↓

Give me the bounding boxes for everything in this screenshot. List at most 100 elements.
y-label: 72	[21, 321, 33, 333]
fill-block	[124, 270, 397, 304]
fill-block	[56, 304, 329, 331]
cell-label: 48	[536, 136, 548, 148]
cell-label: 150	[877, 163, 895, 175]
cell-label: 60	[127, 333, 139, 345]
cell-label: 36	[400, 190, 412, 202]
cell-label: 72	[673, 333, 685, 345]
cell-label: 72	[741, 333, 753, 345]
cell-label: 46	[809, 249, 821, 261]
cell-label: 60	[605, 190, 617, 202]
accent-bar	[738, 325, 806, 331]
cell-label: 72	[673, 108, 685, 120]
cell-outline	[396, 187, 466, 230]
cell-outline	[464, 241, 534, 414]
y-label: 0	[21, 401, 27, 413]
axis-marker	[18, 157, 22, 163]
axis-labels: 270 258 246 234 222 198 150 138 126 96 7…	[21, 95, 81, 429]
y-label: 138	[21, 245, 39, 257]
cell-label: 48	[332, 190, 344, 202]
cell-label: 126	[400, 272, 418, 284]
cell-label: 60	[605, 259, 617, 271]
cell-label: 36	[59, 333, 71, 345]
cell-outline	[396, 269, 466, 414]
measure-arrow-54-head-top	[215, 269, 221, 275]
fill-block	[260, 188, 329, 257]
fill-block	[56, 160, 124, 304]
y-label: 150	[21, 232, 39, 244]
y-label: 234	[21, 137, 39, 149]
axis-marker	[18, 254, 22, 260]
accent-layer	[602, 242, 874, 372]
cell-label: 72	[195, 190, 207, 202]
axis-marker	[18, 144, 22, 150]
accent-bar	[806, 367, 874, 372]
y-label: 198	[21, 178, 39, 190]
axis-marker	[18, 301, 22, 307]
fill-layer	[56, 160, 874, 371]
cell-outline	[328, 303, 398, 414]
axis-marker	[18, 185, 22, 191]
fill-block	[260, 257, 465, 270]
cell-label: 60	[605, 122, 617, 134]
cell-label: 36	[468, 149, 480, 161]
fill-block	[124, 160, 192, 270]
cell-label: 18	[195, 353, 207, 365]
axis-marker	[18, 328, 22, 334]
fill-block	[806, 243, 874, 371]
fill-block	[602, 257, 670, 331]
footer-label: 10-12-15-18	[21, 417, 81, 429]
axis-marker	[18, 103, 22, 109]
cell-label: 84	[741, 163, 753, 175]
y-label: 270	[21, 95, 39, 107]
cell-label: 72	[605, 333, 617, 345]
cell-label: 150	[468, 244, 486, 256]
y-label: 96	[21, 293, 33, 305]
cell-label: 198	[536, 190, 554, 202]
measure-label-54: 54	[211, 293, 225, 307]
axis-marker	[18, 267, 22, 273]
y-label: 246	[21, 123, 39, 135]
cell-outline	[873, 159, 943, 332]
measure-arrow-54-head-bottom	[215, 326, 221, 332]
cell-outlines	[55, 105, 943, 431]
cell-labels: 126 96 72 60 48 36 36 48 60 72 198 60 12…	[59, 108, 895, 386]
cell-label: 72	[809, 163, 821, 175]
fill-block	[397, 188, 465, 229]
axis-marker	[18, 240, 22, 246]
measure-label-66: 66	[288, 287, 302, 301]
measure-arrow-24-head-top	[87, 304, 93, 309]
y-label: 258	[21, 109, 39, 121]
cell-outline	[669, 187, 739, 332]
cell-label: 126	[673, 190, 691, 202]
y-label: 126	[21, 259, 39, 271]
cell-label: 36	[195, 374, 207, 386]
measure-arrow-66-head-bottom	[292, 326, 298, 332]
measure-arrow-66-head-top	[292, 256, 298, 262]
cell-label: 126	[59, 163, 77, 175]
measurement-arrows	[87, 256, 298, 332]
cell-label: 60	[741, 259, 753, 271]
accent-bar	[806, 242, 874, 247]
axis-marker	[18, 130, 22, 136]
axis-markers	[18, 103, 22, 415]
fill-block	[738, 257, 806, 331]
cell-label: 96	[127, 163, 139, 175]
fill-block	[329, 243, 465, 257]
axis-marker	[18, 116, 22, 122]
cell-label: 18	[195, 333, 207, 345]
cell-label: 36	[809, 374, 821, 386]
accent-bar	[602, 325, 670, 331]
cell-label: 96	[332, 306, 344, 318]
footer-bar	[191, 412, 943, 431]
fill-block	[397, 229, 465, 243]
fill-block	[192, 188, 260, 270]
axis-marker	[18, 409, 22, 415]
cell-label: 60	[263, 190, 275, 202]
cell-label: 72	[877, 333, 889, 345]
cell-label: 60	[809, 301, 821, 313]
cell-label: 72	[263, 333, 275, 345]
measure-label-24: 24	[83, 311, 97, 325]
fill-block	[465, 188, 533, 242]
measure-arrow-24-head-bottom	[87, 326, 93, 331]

↑

▸ Work required
Print all of the records above again, line for line, without changing anything.

▸ In response
Give me the bounding boxes for everything in this screenshot. List at most 100 elements.
y-label: 72	[21, 321, 33, 333]
fill-block	[124, 270, 397, 304]
fill-block	[56, 304, 329, 331]
cell-label: 48	[536, 136, 548, 148]
cell-label: 150	[877, 163, 895, 175]
cell-label: 60	[127, 333, 139, 345]
cell-label: 36	[400, 190, 412, 202]
cell-label: 72	[673, 333, 685, 345]
cell-label: 72	[741, 333, 753, 345]
cell-label: 46	[809, 249, 821, 261]
cell-label: 60	[605, 190, 617, 202]
accent-bar	[738, 325, 806, 331]
cell-label: 72	[673, 108, 685, 120]
cell-outline	[396, 187, 466, 230]
cell-outline	[464, 241, 534, 414]
y-label: 0	[21, 401, 27, 413]
axis-marker	[18, 157, 22, 163]
axis-labels: 270 258 246 234 222 198 150 138 126 96 7…	[21, 95, 81, 429]
y-label: 138	[21, 245, 39, 257]
cell-label: 48	[332, 190, 344, 202]
cell-label: 126	[400, 272, 418, 284]
cell-label: 60	[605, 259, 617, 271]
cell-label: 36	[59, 333, 71, 345]
cell-outline	[396, 269, 466, 414]
measure-arrow-54-head-top	[215, 269, 221, 275]
fill-block	[260, 188, 329, 257]
fill-block	[56, 160, 124, 304]
y-label: 150	[21, 232, 39, 244]
y-label: 234	[21, 137, 39, 149]
axis-marker	[18, 254, 22, 260]
accent-layer	[602, 242, 874, 372]
cell-label: 72	[195, 190, 207, 202]
axis-marker	[18, 144, 22, 150]
accent-bar	[806, 367, 874, 372]
y-label: 198	[21, 178, 39, 190]
axis-marker	[18, 301, 22, 307]
fill-layer	[56, 160, 874, 371]
cell-outline	[328, 303, 398, 414]
axis-marker	[18, 185, 22, 191]
fill-block	[260, 257, 465, 270]
cell-label: 60	[605, 122, 617, 134]
cell-label: 36	[468, 149, 480, 161]
fill-block	[124, 160, 192, 270]
cell-label: 18	[195, 353, 207, 365]
axis-marker	[18, 328, 22, 334]
fill-block	[806, 243, 874, 371]
fill-block	[602, 257, 670, 331]
footer-label: 10-12-15-18	[21, 417, 81, 429]
axis-marker	[18, 103, 22, 109]
cell-label: 84	[741, 163, 753, 175]
y-label: 270	[21, 95, 39, 107]
cell-label: 72	[605, 333, 617, 345]
cell-label: 150	[468, 244, 486, 256]
y-label: 96	[21, 293, 33, 305]
cell-label: 198	[536, 190, 554, 202]
measure-label-54: 54	[211, 293, 225, 307]
axis-marker	[18, 267, 22, 273]
y-label: 246	[21, 123, 39, 135]
cell-outline	[873, 159, 943, 332]
measure-arrow-54-head-bottom	[215, 326, 221, 332]
cell-outlines	[55, 105, 943, 431]
cell-labels: 126 96 72 60 48 36 36 48 60 72 198 60 12…	[59, 108, 895, 386]
cell-label: 72	[809, 163, 821, 175]
fill-block	[397, 188, 465, 229]
axis-marker	[18, 240, 22, 246]
measure-label-66: 66	[288, 287, 302, 301]
measure-arrow-24-head-top	[87, 304, 93, 309]
y-label: 258	[21, 109, 39, 121]
cell-outline	[669, 187, 739, 332]
cell-label: 126	[673, 190, 691, 202]
y-label: 126	[21, 259, 39, 271]
cell-label: 36	[195, 374, 207, 386]
measure-arrow-66-head-bottom	[292, 326, 298, 332]
measure-arrow-66-head-top	[292, 256, 298, 262]
cell-label: 126	[59, 163, 77, 175]
measurement-arrows	[87, 256, 298, 332]
cell-label: 60	[741, 259, 753, 271]
accent-bar	[806, 242, 874, 247]
axis-marker	[18, 130, 22, 136]
axis-markers	[18, 103, 22, 415]
fill-block	[738, 257, 806, 331]
cell-label: 96	[127, 163, 139, 175]
fill-block	[329, 243, 465, 257]
axis-marker	[18, 116, 22, 122]
cell-label: 18	[195, 333, 207, 345]
cell-label: 36	[809, 374, 821, 386]
accent-bar	[602, 325, 670, 331]
cell-label: 96	[332, 306, 344, 318]
footer-bar	[191, 412, 943, 431]
fill-block	[397, 229, 465, 243]
fill-block	[192, 188, 260, 270]
axis-marker	[18, 409, 22, 415]
cell-label: 60	[263, 190, 275, 202]
cell-label: 72	[877, 333, 889, 345]
cell-label: 60	[809, 301, 821, 313]
cell-label: 72	[263, 333, 275, 345]
measure-label-24: 24	[83, 311, 97, 325]
fill-block	[465, 188, 533, 242]
measure-arrow-24-head-bottom	[87, 326, 93, 331]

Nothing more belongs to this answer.